● **DATASET RECORDS**
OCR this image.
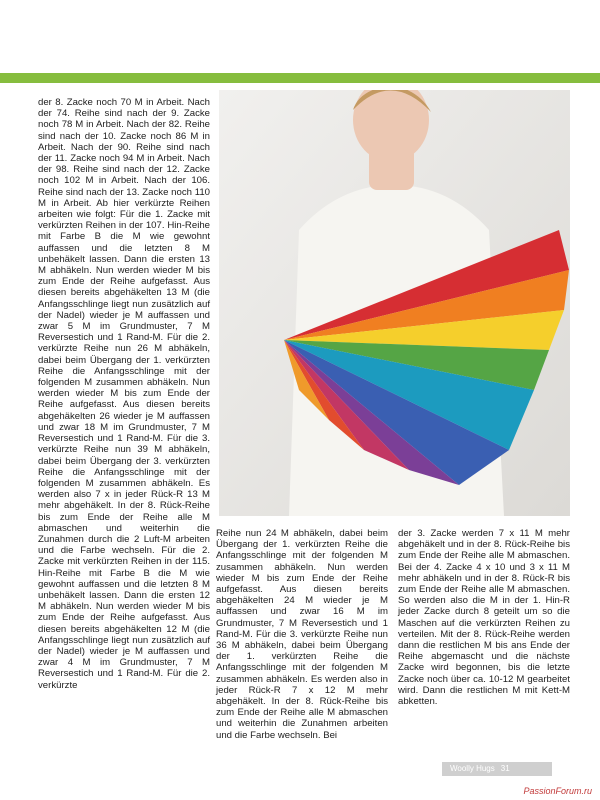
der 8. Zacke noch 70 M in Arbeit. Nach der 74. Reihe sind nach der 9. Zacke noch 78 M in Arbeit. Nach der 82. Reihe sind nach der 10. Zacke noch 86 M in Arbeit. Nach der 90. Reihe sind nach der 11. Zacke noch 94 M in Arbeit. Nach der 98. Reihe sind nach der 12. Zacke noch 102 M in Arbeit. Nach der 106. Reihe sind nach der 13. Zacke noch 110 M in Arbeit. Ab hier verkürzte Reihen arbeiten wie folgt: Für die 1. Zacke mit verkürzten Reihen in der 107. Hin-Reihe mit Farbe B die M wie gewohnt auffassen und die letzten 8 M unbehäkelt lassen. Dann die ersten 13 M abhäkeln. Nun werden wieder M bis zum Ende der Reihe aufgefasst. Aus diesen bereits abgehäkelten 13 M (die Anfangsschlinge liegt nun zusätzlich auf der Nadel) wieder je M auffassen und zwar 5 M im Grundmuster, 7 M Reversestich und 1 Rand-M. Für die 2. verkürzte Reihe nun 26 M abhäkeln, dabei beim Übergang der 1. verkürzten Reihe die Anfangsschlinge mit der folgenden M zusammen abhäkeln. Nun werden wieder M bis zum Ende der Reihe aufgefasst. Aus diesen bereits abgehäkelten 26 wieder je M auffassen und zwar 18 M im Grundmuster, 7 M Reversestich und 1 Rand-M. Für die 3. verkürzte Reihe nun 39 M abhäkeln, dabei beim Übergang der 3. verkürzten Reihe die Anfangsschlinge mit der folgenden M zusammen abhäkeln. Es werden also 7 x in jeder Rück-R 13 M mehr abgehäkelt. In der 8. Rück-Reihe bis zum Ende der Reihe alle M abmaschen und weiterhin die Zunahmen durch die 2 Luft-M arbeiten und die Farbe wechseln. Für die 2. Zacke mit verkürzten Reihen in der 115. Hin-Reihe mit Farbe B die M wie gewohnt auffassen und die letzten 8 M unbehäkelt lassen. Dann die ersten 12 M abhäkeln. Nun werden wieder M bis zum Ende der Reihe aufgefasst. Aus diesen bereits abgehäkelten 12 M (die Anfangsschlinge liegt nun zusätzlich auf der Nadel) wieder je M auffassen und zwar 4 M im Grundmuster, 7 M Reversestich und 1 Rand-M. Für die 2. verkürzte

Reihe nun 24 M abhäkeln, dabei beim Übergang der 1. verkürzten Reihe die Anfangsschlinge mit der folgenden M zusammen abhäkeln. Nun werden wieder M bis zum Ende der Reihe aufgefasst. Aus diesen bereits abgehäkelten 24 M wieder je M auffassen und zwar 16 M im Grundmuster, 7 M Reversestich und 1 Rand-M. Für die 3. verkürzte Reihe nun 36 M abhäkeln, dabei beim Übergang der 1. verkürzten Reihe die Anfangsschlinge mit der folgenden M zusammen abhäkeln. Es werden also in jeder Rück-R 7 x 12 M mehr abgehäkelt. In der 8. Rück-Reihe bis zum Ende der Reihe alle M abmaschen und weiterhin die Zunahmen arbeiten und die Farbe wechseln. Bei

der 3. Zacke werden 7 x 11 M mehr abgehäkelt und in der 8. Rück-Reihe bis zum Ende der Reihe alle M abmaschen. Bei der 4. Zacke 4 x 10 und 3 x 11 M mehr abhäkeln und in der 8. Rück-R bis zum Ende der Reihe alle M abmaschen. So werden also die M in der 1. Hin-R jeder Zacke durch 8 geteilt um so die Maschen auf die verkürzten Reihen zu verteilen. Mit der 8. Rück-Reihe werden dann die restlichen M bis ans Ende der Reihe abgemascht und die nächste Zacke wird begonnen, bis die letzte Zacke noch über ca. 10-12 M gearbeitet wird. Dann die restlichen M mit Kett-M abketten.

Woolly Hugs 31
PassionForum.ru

● **TASK OBJECTIVE**
Restate the whole of the material word for word without the pictures.

● **RESPONSE TO THIS TASK**
OCR this image.
der 8. Zacke noch 70 M in Arbeit. Nach der 74. Reihe sind nach der 9. Zacke noch 78 M in Arbeit. Nach der 82. Reihe sind nach der 10. Zacke noch 86 M in Arbeit. Nach der 90. Reihe sind nach der 11. Zacke noch 94 M in Arbeit. Nach der 98. Reihe sind nach der 12. Zacke noch 102 M in Arbeit. Nach der 106. Reihe sind nach der 13. Zacke noch 110 M in Arbeit. Ab hier verkürzte Reihen arbeiten wie folgt: Für die 1. Zacke mit verkürzten Reihen in der 107. Hin-Reihe mit Farbe B die M wie gewohnt auffassen und die letzten 8 M unbehäkelt lassen. Dann die ersten 13 M abhäkeln. Nun werden wieder M bis zum Ende der Reihe aufgefasst. Aus diesen bereits abgehäkelten 13 M (die Anfangsschlinge liegt nun zusätzlich auf der Nadel) wieder je M auffassen und zwar 5 M im Grundmuster, 7 M Reversestich und 1 Rand-M. Für die 2. verkürzte Reihe nun 26 M abhäkeln, dabei beim Übergang der 1. verkürzten Reihe die Anfangsschlinge mit der folgenden M zusammen abhäkeln. Nun werden wieder M bis zum Ende der Reihe aufgefasst. Aus diesen bereits abgehäkelten 26 wieder je M auffassen und zwar 18 M im Grundmuster, 7 M Reversestich und 1 Rand-M. Für die 3. verkürzte Reihe nun 39 M abhäkeln, dabei beim Übergang der 3. verkürzten Reihe die Anfangsschlinge mit der folgenden M zusammen abhäkeln. Es werden also 7 x in jeder Rück-R 13 M mehr abgehäkelt. In der 8. Rück-Reihe bis zum Ende der Reihe alle M abmaschen und weiterhin die Zunahmen durch die 2 Luft-M arbeiten und die Farbe wechseln. Für die 2. Zacke mit verkürzten Reihen in der 115. Hin-Reihe mit Farbe B die M wie gewohnt auffassen und die letzten 8 M unbehäkelt lassen. Dann die ersten 12 M abhäkeln. Nun werden wieder M bis zum Ende der Reihe aufgefasst. Aus diesen bereits abgehäkelten 12 M (die Anfangsschlinge liegt nun zusätzlich auf der Nadel) wieder je M auffassen und zwar 4 M im Grundmuster, 7 M Reversestich und 1 Rand-M. Für die 2. verkürzte

Reihe nun 24 M abhäkeln, dabei beim Übergang der 1. verkürzten Reihe die Anfangsschlinge mit der folgenden M zusammen abhäkeln. Nun werden wieder M bis zum Ende der Reihe aufgefasst. Aus diesen bereits abgehäkelten 24 M wieder je M auffassen und zwar 16 M im Grundmuster, 7 M Reversestich und 1 Rand-M. Für die 3. verkürzte Reihe nun 36 M abhäkeln, dabei beim Übergang der 1. verkürzten Reihe die Anfangsschlinge mit der folgenden M zusammen abhäkeln. Es werden also in jeder Rück-R 7 x 12 M mehr abgehäkelt. In der 8. Rück-Reihe bis zum Ende der Reihe alle M abmaschen und weiterhin die Zunahmen arbeiten und die Farbe wechseln. Bei

der 3. Zacke werden 7 x 11 M mehr abgehäkelt und in der 8. Rück-Reihe bis zum Ende der Reihe alle M abmaschen. Bei der 4. Zacke 4 x 10 und 3 x 11 M mehr abhäkeln und in der 8. Rück-R bis zum Ende der Reihe alle M abmaschen. So werden also die M in der 1. Hin-R jeder Zacke durch 8 geteilt um so die Maschen auf die verkürzten Reihen zu verteilen. Mit der 8. Rück-Reihe werden dann die restlichen M bis ans Ende der Reihe abgemascht und die nächste Zacke wird begonnen, bis die letzte Zacke noch über ca. 10-12 M gearbeitet wird. Dann die restlichen M mit Kett-M abketten.

Woolly Hugs 31
PassionForum.ru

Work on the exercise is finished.